Let us open our hearts, and begin our worship with confession:
Pause
O Great Spirit, God of every people and every tribe, we come to you as your
many children, to ask for your forgiveness and guidance. Forgive us for the
colonialism that stains our past, the ignorance that allowed us to think that
we could claim another’s home for our own.
Heal us of this history. Remind us that none of us were discovered since
none of us were lost, but that we are all gathered within the sacred circle of
your community. Guide us through your wisdom to restore the truth of our
heritage.
Help us to confront the racism that divides us as we confess the pain it has
caused to the human family. Call us to kinship. Mend the hoop of our hearts
and let us live in justice and peace, through Jesus Christ, the One who came
that all people might live in dignity. Amen.
FIRST SCRIPTURE READING
SONG
A. You are invited to write down prayers of lament for the brokenness of the
past. These may be specific toward the injustice inflicted upon the
Indigenous Peoples of North America, or any other area of pain and
brokenness that is on your heart today. Place your written prayer in the bowl
below.
B. You are invited to write down prayers for healing and restoration. These
may be specific toward the injustice inflicted upon the Indigenous Peoples of
North America, or any other area in need of God’s healing and hope. Place
your written prayer in the bowl below.

--------------------------------------------------

#### [Required work]
In the worship text, the prayer beginning "O Great Spirit" asks God for several things. List each verb it uses to address God directly with a request. The material that comes next is separate from the worship text.

#### [Collected material]
--------------------------------------------------

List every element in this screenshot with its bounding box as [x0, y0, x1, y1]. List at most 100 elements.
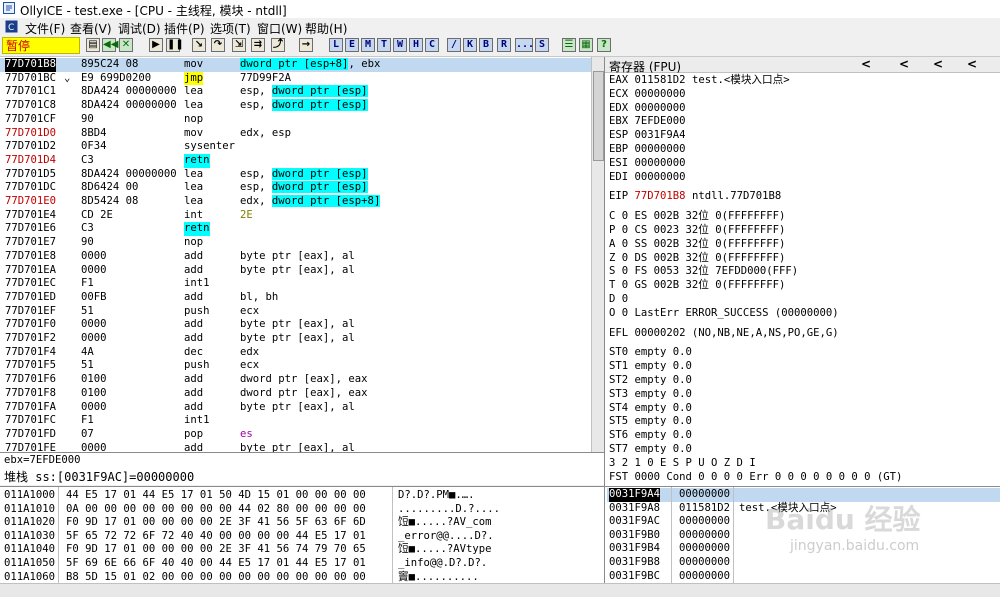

--------------------------------------------------

#### [Solution for this problem]
1. Forgive
2. Heal
3. Remind
4. Guide
5. Help
6. Call
7. Mend
8. let